→ ROWS
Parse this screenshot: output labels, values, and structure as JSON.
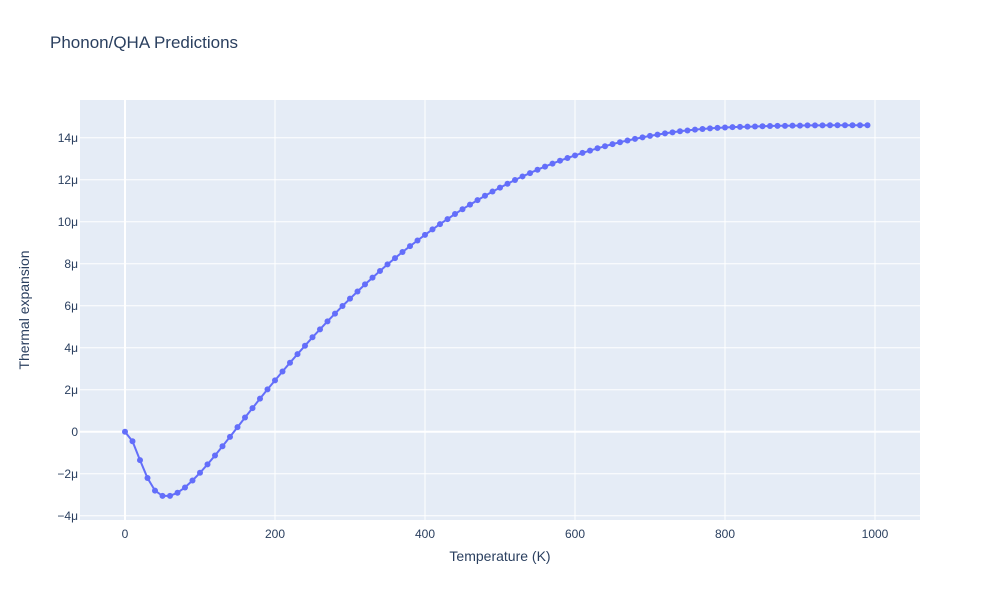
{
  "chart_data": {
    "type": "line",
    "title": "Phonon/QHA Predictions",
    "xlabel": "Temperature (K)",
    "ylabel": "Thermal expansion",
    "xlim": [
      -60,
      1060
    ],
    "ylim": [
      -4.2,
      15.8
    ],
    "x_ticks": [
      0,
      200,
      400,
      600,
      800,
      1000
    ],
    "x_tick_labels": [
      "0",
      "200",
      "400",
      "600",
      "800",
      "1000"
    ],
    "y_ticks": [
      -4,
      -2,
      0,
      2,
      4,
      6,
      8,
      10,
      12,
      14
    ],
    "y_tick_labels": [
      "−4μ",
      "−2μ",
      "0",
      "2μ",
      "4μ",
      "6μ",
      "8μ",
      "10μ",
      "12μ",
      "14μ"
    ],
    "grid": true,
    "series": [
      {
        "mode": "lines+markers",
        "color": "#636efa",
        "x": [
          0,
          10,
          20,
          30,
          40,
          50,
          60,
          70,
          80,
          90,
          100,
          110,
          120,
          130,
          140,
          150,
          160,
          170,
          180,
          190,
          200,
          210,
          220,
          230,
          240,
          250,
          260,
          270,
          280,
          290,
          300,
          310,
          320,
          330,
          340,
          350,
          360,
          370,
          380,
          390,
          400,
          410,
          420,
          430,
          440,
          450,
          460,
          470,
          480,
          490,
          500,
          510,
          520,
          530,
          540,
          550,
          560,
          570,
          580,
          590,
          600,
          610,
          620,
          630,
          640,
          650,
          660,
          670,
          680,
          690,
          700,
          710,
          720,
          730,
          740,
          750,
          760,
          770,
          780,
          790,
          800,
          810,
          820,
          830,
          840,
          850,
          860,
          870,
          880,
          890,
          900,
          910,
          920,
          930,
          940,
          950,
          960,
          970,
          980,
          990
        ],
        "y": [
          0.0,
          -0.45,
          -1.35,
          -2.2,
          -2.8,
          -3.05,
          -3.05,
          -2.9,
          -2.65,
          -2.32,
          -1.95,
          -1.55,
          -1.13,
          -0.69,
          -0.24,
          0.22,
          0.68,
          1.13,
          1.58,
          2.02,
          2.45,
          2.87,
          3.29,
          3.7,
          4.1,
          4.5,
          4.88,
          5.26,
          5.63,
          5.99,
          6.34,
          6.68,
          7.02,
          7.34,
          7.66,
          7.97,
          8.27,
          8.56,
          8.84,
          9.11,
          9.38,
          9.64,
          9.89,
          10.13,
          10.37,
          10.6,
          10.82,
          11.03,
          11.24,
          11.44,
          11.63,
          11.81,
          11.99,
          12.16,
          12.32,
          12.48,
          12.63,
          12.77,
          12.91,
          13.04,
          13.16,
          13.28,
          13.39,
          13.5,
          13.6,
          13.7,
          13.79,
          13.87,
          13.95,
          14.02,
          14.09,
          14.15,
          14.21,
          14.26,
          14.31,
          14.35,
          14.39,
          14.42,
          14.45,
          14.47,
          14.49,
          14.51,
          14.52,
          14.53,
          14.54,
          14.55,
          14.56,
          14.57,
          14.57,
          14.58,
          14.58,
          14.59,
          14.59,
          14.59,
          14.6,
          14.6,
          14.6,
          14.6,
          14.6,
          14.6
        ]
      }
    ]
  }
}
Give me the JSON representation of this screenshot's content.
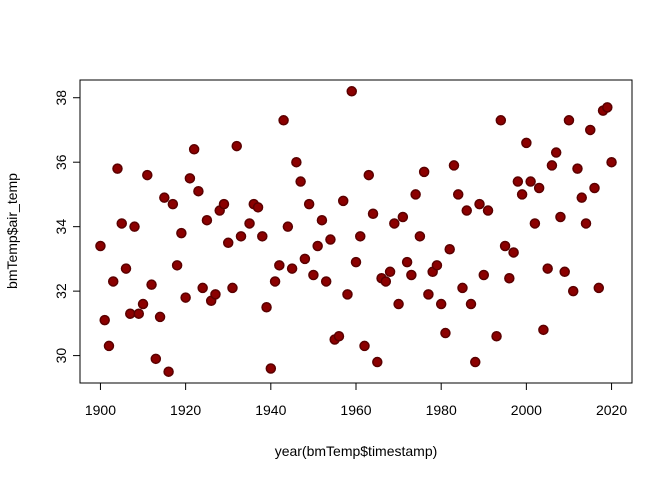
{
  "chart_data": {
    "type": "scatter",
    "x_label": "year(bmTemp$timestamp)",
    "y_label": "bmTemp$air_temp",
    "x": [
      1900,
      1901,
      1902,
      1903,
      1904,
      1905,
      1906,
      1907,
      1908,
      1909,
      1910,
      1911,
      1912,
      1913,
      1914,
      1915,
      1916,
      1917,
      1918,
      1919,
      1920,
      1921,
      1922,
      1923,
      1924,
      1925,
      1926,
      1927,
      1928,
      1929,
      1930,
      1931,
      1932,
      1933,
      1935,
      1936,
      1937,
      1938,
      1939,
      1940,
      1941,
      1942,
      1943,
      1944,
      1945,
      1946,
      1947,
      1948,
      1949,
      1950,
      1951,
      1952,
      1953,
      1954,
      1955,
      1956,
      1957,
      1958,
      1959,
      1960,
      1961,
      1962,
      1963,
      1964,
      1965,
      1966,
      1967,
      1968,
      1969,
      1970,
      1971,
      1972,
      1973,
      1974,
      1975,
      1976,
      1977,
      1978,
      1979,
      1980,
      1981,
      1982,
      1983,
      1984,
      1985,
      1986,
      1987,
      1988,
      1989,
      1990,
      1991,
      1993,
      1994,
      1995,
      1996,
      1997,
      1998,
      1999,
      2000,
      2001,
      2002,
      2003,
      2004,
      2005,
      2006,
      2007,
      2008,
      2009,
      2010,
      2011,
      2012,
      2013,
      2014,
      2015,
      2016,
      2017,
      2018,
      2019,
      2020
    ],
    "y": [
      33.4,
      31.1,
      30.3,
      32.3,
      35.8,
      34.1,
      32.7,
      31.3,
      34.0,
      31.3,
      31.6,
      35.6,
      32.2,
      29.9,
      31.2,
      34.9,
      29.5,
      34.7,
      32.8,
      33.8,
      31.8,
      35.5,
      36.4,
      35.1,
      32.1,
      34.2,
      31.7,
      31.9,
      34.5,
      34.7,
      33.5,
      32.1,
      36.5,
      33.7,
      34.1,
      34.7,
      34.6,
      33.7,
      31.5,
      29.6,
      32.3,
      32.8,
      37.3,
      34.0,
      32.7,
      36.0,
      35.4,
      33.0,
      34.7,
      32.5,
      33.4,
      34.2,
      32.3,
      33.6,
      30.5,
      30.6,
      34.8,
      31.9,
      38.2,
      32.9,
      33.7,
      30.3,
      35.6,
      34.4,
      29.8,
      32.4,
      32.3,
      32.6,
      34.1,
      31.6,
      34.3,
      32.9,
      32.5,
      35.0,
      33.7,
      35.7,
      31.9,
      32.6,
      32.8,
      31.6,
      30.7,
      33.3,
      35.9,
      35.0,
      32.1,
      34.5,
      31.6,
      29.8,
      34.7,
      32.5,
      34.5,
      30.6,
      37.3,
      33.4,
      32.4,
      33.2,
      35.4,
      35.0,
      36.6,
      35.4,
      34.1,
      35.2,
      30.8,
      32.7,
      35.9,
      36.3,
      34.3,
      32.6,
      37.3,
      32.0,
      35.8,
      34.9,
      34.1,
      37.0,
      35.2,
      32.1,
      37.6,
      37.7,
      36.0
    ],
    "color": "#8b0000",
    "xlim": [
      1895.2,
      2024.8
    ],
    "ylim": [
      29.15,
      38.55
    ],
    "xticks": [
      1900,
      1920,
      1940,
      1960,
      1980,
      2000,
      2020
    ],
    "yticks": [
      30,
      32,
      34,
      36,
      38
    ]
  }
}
--
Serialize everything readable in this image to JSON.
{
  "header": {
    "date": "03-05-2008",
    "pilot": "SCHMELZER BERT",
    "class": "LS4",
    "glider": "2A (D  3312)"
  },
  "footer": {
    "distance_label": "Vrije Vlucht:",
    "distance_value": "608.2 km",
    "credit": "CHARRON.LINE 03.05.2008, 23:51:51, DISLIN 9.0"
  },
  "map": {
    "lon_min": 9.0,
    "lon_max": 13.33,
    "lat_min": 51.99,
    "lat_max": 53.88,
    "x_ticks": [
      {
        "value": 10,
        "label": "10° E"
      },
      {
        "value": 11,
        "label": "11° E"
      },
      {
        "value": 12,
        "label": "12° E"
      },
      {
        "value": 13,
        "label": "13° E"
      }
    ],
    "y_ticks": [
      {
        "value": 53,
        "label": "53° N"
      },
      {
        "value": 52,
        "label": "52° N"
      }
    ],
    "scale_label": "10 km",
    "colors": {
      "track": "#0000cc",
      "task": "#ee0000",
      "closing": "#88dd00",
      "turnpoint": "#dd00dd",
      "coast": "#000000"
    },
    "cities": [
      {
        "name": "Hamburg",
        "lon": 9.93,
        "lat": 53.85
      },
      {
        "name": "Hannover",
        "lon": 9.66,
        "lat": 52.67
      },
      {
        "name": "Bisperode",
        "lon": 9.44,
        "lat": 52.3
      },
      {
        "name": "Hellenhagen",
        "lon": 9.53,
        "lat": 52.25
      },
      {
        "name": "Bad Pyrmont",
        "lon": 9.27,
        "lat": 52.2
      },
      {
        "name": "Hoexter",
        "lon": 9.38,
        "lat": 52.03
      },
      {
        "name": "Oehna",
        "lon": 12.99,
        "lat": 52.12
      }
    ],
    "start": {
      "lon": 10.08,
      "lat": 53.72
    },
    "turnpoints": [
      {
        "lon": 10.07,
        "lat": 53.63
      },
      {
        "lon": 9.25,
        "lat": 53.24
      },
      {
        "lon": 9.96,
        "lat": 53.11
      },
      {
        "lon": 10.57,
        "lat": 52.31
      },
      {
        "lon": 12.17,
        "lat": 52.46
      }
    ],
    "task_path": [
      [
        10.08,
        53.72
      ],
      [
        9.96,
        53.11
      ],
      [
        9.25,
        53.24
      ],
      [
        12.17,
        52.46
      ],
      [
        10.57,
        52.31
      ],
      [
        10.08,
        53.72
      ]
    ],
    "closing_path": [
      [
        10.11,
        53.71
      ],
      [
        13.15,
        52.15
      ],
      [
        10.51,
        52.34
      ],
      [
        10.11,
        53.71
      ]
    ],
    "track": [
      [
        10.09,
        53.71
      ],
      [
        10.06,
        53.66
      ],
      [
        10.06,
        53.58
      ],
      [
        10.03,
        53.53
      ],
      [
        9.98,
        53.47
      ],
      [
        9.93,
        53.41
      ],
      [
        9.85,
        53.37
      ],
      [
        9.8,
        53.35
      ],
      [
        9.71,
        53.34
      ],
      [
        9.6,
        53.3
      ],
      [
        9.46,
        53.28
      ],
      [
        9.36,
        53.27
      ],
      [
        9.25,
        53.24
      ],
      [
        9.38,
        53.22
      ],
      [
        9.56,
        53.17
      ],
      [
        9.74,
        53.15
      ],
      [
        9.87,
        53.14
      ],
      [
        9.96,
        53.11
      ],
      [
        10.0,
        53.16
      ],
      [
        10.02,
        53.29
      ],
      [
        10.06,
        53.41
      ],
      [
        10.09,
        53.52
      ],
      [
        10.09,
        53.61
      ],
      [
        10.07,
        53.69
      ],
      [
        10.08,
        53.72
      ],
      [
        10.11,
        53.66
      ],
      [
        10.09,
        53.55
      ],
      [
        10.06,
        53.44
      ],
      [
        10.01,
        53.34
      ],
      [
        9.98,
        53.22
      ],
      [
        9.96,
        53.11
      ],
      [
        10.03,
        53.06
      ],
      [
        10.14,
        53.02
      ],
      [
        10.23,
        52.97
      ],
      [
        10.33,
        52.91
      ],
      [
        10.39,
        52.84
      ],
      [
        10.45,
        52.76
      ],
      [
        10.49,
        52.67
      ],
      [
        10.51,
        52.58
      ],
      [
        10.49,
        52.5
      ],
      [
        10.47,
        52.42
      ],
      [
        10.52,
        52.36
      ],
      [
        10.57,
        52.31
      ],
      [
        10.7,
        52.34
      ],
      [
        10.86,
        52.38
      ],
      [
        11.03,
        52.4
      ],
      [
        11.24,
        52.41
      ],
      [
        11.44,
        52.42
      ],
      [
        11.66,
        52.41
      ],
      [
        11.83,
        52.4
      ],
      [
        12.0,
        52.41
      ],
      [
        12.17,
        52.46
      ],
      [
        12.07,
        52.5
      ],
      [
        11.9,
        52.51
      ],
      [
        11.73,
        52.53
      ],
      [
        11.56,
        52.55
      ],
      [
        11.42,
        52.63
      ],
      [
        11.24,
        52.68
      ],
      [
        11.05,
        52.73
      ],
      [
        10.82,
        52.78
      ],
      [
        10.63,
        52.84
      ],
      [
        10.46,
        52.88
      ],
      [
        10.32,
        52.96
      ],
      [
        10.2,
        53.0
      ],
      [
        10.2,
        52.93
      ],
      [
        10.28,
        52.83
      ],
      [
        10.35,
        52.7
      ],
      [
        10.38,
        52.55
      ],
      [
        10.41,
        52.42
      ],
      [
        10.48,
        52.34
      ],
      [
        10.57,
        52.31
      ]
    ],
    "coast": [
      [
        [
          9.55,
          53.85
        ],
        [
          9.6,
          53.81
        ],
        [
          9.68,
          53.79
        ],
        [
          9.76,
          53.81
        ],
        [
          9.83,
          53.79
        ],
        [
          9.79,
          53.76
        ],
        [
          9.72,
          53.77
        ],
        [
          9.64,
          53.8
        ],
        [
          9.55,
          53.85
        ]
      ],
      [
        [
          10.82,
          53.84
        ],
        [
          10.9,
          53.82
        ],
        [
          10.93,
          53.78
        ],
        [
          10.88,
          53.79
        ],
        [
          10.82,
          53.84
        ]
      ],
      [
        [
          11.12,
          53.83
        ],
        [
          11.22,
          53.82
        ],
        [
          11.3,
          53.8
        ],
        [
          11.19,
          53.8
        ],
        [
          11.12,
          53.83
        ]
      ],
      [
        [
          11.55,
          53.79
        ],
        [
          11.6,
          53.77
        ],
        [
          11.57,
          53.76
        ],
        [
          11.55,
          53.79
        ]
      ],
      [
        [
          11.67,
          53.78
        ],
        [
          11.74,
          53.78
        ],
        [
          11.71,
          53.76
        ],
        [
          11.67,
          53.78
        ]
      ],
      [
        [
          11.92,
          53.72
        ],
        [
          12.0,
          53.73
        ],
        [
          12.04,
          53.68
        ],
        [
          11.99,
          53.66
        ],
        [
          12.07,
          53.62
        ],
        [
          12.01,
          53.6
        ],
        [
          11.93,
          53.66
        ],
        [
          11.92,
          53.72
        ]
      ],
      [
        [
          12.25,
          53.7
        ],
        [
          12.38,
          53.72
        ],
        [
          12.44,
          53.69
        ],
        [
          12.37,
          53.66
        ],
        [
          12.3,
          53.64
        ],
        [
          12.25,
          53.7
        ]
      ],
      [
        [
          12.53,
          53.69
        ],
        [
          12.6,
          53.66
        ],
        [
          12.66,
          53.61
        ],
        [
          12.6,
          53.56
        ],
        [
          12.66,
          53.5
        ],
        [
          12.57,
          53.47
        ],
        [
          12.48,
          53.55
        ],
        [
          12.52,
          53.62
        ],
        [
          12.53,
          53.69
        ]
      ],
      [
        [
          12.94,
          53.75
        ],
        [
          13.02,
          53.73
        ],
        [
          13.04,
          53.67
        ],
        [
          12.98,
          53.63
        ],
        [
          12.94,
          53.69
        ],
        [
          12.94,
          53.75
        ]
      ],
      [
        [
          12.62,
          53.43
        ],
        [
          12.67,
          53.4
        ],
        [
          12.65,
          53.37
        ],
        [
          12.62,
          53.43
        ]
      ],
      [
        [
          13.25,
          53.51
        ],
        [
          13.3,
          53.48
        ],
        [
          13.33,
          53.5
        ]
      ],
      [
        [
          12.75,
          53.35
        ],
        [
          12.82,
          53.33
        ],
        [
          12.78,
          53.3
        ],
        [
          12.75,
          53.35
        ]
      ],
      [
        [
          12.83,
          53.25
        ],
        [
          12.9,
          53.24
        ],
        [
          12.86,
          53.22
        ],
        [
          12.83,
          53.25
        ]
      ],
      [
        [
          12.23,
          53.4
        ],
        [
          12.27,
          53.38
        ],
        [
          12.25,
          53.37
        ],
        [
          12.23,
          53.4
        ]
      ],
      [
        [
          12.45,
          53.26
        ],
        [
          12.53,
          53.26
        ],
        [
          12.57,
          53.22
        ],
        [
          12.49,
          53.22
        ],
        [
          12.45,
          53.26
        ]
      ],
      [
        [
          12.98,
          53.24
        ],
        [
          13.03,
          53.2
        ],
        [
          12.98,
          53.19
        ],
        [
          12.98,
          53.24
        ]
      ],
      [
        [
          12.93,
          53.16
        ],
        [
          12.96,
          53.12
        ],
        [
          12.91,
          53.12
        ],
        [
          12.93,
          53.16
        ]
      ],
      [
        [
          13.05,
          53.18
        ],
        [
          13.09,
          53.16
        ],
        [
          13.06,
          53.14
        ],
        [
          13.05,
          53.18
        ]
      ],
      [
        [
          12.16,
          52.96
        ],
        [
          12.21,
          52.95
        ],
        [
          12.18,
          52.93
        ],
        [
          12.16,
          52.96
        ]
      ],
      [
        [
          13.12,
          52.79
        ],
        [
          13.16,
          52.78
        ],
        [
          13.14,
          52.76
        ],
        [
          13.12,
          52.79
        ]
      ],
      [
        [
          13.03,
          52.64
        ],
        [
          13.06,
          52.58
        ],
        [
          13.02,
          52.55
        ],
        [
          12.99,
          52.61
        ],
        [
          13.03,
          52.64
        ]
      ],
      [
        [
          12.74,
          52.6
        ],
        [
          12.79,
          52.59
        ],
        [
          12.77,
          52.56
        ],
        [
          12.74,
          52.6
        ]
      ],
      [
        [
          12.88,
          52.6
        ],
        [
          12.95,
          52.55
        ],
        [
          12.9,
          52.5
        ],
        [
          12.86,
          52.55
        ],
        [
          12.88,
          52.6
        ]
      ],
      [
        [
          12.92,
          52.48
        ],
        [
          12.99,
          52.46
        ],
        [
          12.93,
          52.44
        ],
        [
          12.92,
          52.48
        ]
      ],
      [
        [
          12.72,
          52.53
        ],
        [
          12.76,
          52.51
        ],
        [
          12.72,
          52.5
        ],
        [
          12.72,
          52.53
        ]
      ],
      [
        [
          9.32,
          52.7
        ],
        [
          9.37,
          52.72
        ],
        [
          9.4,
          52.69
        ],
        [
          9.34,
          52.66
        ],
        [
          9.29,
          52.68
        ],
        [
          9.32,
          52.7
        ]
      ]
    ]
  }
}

→ YOUR OBJECTIVE
Check the data for the word "this" and pull out the lines that have it.

→ THE COMPLETED TASK
Parse this screenshot: output labels, values, and structure as JSON.
Give me the JSON representation of this screenshot's content.
Serialize everything readable in this image to JSON.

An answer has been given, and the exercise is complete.